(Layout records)

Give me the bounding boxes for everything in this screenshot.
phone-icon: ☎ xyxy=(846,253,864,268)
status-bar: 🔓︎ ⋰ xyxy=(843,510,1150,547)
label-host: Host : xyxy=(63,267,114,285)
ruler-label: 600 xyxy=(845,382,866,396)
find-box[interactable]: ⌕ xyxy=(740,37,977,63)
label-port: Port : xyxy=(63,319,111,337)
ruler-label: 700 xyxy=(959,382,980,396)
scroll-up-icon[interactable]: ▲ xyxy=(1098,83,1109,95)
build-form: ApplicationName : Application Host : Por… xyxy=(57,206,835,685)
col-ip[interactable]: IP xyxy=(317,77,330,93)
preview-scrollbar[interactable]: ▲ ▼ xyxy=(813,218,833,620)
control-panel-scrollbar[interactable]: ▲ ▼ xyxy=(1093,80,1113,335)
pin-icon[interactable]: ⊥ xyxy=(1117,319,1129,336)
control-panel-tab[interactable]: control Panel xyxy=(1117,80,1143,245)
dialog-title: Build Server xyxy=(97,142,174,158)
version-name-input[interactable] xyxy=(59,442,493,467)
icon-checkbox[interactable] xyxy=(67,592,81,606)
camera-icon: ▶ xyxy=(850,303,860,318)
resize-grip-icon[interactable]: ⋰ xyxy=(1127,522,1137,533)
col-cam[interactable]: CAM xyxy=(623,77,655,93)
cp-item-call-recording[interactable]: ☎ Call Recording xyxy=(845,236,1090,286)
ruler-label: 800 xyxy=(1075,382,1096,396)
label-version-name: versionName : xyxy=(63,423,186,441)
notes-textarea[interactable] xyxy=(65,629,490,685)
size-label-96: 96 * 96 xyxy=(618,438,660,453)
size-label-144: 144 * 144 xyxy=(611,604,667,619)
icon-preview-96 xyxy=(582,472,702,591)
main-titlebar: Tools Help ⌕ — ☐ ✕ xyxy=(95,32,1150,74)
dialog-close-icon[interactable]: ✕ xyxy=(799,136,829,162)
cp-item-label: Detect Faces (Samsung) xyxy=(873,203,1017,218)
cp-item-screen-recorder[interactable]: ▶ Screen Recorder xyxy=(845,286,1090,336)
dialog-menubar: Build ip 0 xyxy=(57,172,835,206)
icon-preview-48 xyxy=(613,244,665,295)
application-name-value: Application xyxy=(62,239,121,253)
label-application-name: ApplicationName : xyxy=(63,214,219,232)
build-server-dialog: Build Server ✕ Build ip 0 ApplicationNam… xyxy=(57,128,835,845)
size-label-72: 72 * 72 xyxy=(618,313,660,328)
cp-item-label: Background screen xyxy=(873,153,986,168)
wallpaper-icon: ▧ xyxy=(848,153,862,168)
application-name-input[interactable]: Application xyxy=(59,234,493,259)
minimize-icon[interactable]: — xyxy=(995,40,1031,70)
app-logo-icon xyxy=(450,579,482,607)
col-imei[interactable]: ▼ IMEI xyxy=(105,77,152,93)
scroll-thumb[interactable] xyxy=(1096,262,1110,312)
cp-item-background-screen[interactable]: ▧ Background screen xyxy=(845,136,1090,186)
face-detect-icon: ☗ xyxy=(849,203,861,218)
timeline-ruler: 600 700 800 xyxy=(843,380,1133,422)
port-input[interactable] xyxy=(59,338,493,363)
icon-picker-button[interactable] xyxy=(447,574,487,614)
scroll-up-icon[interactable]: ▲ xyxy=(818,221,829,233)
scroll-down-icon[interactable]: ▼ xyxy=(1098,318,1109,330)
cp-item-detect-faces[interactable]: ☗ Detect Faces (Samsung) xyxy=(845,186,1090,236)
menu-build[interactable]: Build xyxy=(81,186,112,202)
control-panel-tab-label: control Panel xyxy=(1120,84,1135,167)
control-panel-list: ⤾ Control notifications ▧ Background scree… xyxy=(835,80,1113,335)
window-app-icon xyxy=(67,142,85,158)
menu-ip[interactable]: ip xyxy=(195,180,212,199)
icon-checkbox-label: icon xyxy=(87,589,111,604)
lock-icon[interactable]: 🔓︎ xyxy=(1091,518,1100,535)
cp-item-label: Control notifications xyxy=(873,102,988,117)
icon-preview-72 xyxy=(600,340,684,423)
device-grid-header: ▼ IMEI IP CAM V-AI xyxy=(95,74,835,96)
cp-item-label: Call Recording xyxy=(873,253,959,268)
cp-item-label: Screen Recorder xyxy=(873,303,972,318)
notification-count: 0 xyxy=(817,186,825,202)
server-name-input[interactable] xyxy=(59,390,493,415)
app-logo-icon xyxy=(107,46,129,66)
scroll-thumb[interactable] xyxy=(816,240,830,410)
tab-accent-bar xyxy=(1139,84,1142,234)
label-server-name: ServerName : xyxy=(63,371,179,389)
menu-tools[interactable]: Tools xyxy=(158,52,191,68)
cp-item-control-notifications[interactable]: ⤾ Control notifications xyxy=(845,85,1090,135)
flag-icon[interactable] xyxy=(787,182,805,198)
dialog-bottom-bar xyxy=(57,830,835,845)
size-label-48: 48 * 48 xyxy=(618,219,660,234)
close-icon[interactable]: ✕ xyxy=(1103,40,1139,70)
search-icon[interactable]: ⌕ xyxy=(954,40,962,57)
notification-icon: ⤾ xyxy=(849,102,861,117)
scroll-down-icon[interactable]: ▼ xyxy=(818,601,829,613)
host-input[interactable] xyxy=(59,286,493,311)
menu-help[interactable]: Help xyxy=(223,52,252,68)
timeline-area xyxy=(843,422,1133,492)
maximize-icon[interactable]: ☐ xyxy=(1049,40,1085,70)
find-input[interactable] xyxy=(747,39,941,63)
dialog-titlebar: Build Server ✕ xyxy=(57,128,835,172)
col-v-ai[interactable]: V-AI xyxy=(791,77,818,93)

Written problem = Please count the lines in the listing above that contain the string "port", matching case exactly, and reply with only that number.

Exercise result = 2